--- Data ---

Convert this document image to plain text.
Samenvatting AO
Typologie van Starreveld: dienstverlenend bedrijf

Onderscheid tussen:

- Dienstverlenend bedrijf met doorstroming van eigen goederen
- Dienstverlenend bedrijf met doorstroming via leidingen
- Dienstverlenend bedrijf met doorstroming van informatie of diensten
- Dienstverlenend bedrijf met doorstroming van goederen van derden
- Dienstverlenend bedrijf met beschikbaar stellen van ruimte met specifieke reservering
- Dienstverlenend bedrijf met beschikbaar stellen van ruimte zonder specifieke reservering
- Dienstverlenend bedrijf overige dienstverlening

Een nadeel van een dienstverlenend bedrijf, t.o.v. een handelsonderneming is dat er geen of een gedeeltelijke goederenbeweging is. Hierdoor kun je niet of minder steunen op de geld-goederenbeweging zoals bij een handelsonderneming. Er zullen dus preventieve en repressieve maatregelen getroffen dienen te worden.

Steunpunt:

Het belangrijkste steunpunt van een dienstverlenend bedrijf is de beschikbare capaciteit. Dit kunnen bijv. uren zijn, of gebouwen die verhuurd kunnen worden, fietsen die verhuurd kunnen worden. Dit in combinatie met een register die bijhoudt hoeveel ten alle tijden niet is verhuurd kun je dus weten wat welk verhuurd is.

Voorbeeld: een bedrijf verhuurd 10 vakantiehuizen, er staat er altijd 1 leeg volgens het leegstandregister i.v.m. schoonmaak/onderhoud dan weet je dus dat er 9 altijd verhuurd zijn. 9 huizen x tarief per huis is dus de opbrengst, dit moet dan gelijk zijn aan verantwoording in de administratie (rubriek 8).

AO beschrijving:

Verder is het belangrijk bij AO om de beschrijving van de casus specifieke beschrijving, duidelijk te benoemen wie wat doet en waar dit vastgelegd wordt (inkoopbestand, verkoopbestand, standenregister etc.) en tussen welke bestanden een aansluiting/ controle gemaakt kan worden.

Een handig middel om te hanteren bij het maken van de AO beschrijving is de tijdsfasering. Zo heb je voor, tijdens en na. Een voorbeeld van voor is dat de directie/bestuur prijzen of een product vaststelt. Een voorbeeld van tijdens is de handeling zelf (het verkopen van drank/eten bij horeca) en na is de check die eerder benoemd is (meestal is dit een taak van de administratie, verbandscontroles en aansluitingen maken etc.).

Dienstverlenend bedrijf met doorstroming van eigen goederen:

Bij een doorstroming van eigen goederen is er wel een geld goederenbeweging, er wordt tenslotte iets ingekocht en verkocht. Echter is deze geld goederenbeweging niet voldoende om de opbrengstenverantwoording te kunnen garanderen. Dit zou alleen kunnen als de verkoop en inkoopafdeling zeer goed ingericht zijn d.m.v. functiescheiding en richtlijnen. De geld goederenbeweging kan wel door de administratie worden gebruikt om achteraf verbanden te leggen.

---

Written instruction - Copy every line above in which the string "stellen" shows up.

Response to this task -
- Dienstverlenend bedrijf met beschikbaar stellen van ruimte met specifieke reservering
- Dienstverlenend bedrijf met beschikbaar stellen van ruimte zonder specifieke reservering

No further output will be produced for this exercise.